Figure dataset records:
*****

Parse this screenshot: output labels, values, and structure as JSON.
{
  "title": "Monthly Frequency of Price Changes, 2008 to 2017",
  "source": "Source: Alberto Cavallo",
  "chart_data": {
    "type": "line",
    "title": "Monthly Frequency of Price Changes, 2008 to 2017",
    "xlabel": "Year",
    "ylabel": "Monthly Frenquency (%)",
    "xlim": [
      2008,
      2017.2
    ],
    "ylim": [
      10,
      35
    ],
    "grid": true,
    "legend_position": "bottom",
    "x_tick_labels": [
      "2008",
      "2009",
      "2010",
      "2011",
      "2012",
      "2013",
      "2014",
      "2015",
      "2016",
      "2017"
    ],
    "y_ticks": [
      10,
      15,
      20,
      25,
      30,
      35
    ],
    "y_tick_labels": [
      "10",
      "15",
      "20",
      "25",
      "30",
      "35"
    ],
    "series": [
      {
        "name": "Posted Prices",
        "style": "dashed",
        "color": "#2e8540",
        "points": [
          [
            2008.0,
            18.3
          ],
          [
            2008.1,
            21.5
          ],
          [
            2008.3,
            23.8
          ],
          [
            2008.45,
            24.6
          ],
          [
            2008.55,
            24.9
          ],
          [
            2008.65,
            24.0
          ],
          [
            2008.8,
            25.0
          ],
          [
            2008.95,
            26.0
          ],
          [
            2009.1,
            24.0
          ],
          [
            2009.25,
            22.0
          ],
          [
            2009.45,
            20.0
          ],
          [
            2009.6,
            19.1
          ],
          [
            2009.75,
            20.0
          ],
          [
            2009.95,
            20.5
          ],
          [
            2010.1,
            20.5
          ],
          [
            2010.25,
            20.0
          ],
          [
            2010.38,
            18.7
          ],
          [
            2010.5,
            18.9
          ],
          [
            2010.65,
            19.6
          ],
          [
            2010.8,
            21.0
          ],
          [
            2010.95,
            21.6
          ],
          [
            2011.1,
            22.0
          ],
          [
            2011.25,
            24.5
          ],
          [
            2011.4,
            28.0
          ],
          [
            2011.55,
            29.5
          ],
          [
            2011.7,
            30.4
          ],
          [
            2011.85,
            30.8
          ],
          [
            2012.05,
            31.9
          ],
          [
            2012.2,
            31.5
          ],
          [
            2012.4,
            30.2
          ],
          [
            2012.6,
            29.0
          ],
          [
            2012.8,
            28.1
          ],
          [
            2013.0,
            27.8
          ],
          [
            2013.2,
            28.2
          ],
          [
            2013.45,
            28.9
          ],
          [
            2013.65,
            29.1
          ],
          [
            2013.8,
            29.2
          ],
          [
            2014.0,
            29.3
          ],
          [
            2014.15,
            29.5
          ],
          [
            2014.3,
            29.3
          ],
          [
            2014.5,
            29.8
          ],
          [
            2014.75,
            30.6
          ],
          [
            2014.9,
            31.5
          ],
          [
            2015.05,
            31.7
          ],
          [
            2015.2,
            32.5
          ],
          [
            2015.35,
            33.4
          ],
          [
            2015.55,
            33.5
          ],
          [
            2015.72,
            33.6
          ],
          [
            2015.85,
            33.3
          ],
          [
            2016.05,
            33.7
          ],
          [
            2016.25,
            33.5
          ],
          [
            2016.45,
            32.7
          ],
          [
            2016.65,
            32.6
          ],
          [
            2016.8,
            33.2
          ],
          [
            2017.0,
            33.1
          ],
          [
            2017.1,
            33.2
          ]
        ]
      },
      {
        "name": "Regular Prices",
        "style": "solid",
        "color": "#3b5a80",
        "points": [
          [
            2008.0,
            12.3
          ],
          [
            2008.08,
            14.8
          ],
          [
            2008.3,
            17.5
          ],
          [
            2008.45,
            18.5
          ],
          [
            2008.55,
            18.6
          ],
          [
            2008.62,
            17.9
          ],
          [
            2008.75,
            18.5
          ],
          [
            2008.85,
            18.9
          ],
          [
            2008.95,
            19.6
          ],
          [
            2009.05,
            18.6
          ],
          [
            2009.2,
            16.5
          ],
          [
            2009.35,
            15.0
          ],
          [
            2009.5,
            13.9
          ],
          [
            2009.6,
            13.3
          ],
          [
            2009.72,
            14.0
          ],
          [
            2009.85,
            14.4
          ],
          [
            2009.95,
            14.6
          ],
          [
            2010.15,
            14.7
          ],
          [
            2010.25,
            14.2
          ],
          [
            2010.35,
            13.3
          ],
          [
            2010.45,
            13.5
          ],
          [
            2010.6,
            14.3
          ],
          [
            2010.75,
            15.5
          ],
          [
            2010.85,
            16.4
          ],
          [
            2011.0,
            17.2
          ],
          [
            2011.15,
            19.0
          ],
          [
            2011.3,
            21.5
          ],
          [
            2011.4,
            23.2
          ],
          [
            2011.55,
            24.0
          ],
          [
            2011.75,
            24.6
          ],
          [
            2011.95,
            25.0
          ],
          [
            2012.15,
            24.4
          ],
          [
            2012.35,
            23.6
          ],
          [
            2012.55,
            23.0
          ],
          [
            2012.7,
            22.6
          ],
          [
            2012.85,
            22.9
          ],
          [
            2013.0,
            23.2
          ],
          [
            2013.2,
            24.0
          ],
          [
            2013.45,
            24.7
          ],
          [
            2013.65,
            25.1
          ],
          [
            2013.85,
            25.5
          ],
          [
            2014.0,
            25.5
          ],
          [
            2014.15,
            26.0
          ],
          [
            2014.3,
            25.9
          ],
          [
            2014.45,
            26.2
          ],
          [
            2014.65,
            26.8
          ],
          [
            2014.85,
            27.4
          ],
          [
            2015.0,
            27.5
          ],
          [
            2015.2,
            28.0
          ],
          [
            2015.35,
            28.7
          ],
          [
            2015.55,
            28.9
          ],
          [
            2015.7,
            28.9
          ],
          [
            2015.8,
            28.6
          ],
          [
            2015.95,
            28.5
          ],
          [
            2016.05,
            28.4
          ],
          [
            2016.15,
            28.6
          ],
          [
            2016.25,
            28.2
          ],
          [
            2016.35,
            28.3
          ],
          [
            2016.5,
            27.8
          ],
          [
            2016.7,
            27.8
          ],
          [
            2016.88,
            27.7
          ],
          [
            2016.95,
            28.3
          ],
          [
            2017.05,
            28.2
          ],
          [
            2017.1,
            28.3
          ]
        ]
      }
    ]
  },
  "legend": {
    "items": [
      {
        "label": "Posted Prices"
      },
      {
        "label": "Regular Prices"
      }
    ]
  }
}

*****

PROMPT |
Look for the word "Posted" in every line of the listing and copy the lines that have it.

ANSWER FOR THIS EXERCISE |
        "name": "Posted Prices",
        "label": "Posted Prices"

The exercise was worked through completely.